Omit the images. Copy each entry word for word.

------------------------------------------------

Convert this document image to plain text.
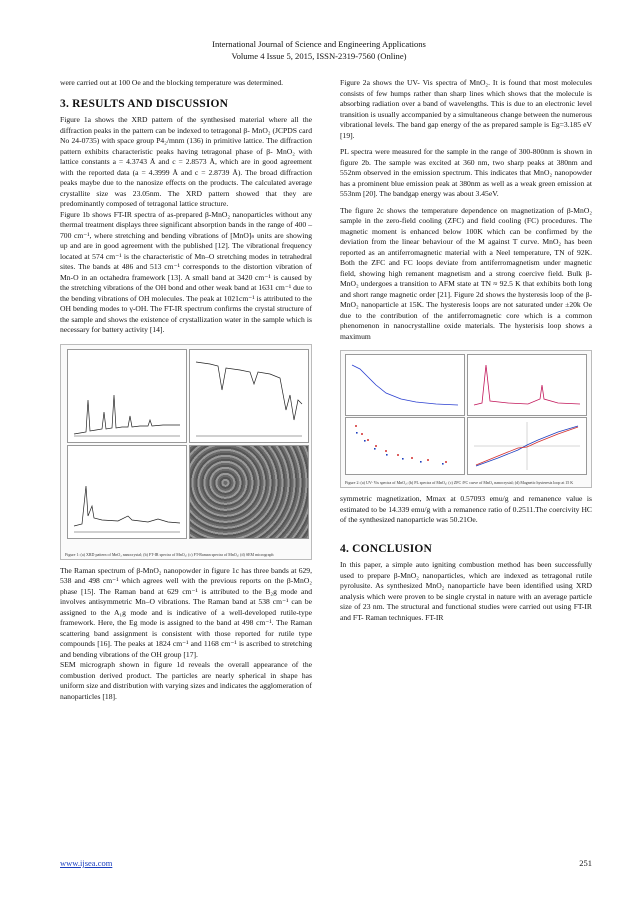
International Journal of Science and Engineering Applications
Volume 4 Issue 5, 2015, ISSN-2319-7560 (Online)

were carried out at 100 Oe and the blocking temperature was determined.

3. RESULTS AND DISCUSSION

Figure 1a shows the XRD pattern of the synthesised material where all the diffraction peaks in the pattern can be indexed to tetragonal β- MnO₂ (JCPDS card No 24-0735) with space group P4₂/mnm (136) in primitive lattice. The diffraction pattern exhibits characteristic peaks having tetragonal phase of β- MnO₂ with lattice constants a = 4.3743 Å and c = 2.8573 Å, which are in good agreement with the reported data (a = 4.3999 Å and c = 2.8739 Å). The broad diffraction peaks maybe due to the nanosize effects on the products. The calculated average crystallite size was 23.05nm. The XRD pattern showed that they are predominantly composed of tetragonal lattice structure.

Figure 1b shows FT-IR spectra of as-prepared β-MnO₂ nanoparticles without any thermal treatment displays three significant absorption bands in the range of 400 – 700 cm⁻¹, where stretching and bending vibrations of [MnO]ₙ units are showing up and are in good agreement with the published [12]. The vibrational frequency located at 574 cm⁻¹ is the characteristic of Mn–O stretching modes in tetrahedral sites. The bands at 486 and 513 cm⁻¹ corresponds to the distortion vibration of Mn-O in an octahedra framework [13]. A small band at 3420 cm⁻¹ is caused by the stretching vibrations of the OH bond and other weak band at 1631 cm⁻¹ due to the bending vibrations of OH molecules. The peak at 1021cm⁻¹ is attributed to the OH bending modes to γ-OH. The FT-IR spectrum confirms the crystal structure of the sample and shows the existence of crystallization water in the sample which is necessary for battery activity [14].

Figure 1: (a) XRD pattern of MnO₂ nanocrystal; (b) FT-IR spectra of MnO₂; (c) FT-Raman spectra of MnO₂; (d) SEM micrograph

The Raman spectrum of β-MnO₂ nanopowder in figure 1c has three bands at 629, 538 and 498 cm⁻¹ which agrees well with the previous reports on the β-MnO₂ phase [15]. The Raman band at 629 cm⁻¹ is attributed to the B₂g mode and involves antisymmetric Mn–O vibrations. The Raman band at 538 cm⁻¹ can be assigned to the A₁g mode and is indicative of a well-developed rutile-type framework. Here, the Eg mode is assigned to the band at 498 cm⁻¹. The Raman scattering band assignment is consistent with those reported for rutile type compounds [16]. The peaks at 1824 cm⁻¹ and 1168 cm⁻¹ is ascribed to stretching and bending vibrations of the OH group [17].

SEM micrograph shown in figure 1d reveals the overall appearance of the combustion derived product. The particles are nearly spherical in shape has uniform size and distribution with varying sizes and indicates the agglomeration of nanoparticles [18].

Figure 2a shows the UV- Vis spectra of MnO₂. It is found that most molecules consists of few humps rather than sharp lines which shows that the molecule is absorbing radiation over a band of wavelengths. This is due to an electronic level transition is usually accompanied by a simultaneous change between the numerous vibrational levels. The band gap energy of the as prepared sample is Eg=3.185 eV [19].

PL spectra were measured for the sample in the range of 300-800nm is shown in figure 2b. The sample was excited at 360 nm, two sharp peaks at 380nm and 552nm observed in the emission spectrum. This indicates that MnO₂ nanopowder has a prominent blue emission peak at 380nm as well as a weak green emission at 553nm [20]. The bandgap energy was about 3.45eV.

The figure 2c shows the temperature dependence on magnetization of β-MnO₂ sample in the zero-field cooling (ZFC) and field cooling (FC) procedures. The magnetic moment is enhanced below 100K which can be confirmed by the deviation from the linear behaviour of the M against T curve. MnO₂ has been reported as an antiferromagnetic material with a Neel temperature, TN of 92K. Both the ZFC and FC loops deviate from antiferromagnetism under magnetic field, showing high remanent magnetism and a strong coercive field. Bulk β-MnO₂ undergoes a transition to AFM state at TN ≈ 92.5 K that exhibits both long and short range magnetic order [21]. Figure 2d shows the hysteresis loop of the β-MnO₂ nanoparticle at 15K. The hysteresis loops are not saturated under ±20k Oe due to the contribution of the antiferromagnetic core which is a common phenomenon in nanocrystalline oxide materials. The hysterisis loop shows a maximum

Figure 2: (a) UV- Vis spectra of MnO₂; (b) PL spectra of MnO₂; (c) ZFC /FC curve of MnO₂ nanocrystal; (d) Magnetic hysteresis loop at 15 K

symmetric magnetization, Mmax at 0.57093 emu/g and remanence value is estimated to be 14.339 emu/g with a remanence ratio of 0.2511.The coercivity HC of the synthesized nanoparticle was 50.21Oe.

4. CONCLUSION

In this paper, a simple auto igniting combustion method has been successfully used to prepare β-MnO₂ nanoparticles, which are indexed as tetragonal rutile pyrolusite. As synthesized MnO₂ nanoparticle have been identified using XRD analysis which were proven to be single crystal in nature with an average particle size of 23 nm. The structural and functional studies were carried out using FT-IR and FT- Raman techniques. FT-IR

www.ijsea.com	251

------------------------------------------------

Expected answer:
Convert this document image to plain text.
International Journal of Science and Engineering Applications
Volume 4 Issue 5, 2015, ISSN-2319-7560 (Online)

were carried out at 100 Oe and the blocking temperature was determined.

3. RESULTS AND DISCUSSION

Figure 1a shows the XRD pattern of the synthesised material where all the diffraction peaks in the pattern can be indexed to tetragonal β- MnO₂ (JCPDS card No 24-0735) with space group P4₂/mnm (136) in primitive lattice. The diffraction pattern exhibits characteristic peaks having tetragonal phase of β- MnO₂ with lattice constants a = 4.3743 Å and c = 2.8573 Å, which are in good agreement with the reported data (a = 4.3999 Å and c = 2.8739 Å). The broad diffraction peaks maybe due to the nanosize effects on the products. The calculated average crystallite size was 23.05nm. The XRD pattern showed that they are predominantly composed of tetragonal lattice structure.

Figure 1b shows FT-IR spectra of as-prepared β-MnO₂ nanoparticles without any thermal treatment displays three significant absorption bands in the range of 400 – 700 cm⁻¹, where stretching and bending vibrations of [MnO]ₙ units are showing up and are in good agreement with the published [12]. The vibrational frequency located at 574 cm⁻¹ is the characteristic of Mn–O stretching modes in tetrahedral sites. The bands at 486 and 513 cm⁻¹ corresponds to the distortion vibration of Mn-O in an octahedra framework [13]. A small band at 3420 cm⁻¹ is caused by the stretching vibrations of the OH bond and other weak band at 1631 cm⁻¹ due to the bending vibrations of OH molecules. The peak at 1021cm⁻¹ is attributed to the OH bending modes to γ-OH. The FT-IR spectrum confirms the crystal structure of the sample and shows the existence of crystallization water in the sample which is necessary for battery activity [14].

Figure 1: (a) XRD pattern of MnO₂ nanocrystal; (b) FT-IR spectra of MnO₂; (c) FT-Raman spectra of MnO₂; (d) SEM micrograph

The Raman spectrum of β-MnO₂ nanopowder in figure 1c has three bands at 629, 538 and 498 cm⁻¹ which agrees well with the previous reports on the β-MnO₂ phase [15]. The Raman band at 629 cm⁻¹ is attributed to the B₂g mode and involves antisymmetric Mn–O vibrations. The Raman band at 538 cm⁻¹ can be assigned to the A₁g mode and is indicative of a well-developed rutile-type framework. Here, the Eg mode is assigned to the band at 498 cm⁻¹. The Raman scattering band assignment is consistent with those reported for rutile type compounds [16]. The peaks at 1824 cm⁻¹ and 1168 cm⁻¹ is ascribed to stretching and bending vibrations of the OH group [17].

SEM micrograph shown in figure 1d reveals the overall appearance of the combustion derived product. The particles are nearly spherical in shape has uniform size and distribution with varying sizes and indicates the agglomeration of nanoparticles [18].

Figure 2a shows the UV- Vis spectra of MnO₂. It is found that most molecules consists of few humps rather than sharp lines which shows that the molecule is absorbing radiation over a band of wavelengths. This is due to an electronic level transition is usually accompanied by a simultaneous change between the numerous vibrational levels. The band gap energy of the as prepared sample is Eg=3.185 eV [19].

PL spectra were measured for the sample in the range of 300-800nm is shown in figure 2b. The sample was excited at 360 nm, two sharp peaks at 380nm and 552nm observed in the emission spectrum. This indicates that MnO₂ nanopowder has a prominent blue emission peak at 380nm as well as a weak green emission at 553nm [20]. The bandgap energy was about 3.45eV.

The figure 2c shows the temperature dependence on magnetization of β-MnO₂ sample in the zero-field cooling (ZFC) and field cooling (FC) procedures. The magnetic moment is enhanced below 100K which can be confirmed by the deviation from the linear behaviour of the M against T curve. MnO₂ has been reported as an antiferromagnetic material with a Neel temperature, TN of 92K. Both the ZFC and FC loops deviate from antiferromagnetism under magnetic field, showing high remanent magnetism and a strong coercive field. Bulk β-MnO₂ undergoes a transition to AFM state at TN ≈ 92.5 K that exhibits both long and short range magnetic order [21]. Figure 2d shows the hysteresis loop of the β-MnO₂ nanoparticle at 15K. The hysteresis loops are not saturated under ±20k Oe due to the contribution of the antiferromagnetic core which is a common phenomenon in nanocrystalline oxide materials. The hysterisis loop shows a maximum

Figure 2: (a) UV- Vis spectra of MnO₂; (b) PL spectra of MnO₂; (c) ZFC /FC curve of MnO₂ nanocrystal; (d) Magnetic hysteresis loop at 15 K

symmetric magnetization, Mmax at 0.57093 emu/g and remanence value is estimated to be 14.339 emu/g with a remanence ratio of 0.2511.The coercivity HC of the synthesized nanoparticle was 50.21Oe.

4. CONCLUSION

In this paper, a simple auto igniting combustion method has been successfully used to prepare β-MnO₂ nanoparticles, which are indexed as tetragonal rutile pyrolusite. As synthesized MnO₂ nanoparticle have been identified using XRD analysis which were proven to be single crystal in nature with an average particle size of 23 nm. The structural and functional studies were carried out using FT-IR and FT- Raman techniques. FT-IR

www.ijsea.com	251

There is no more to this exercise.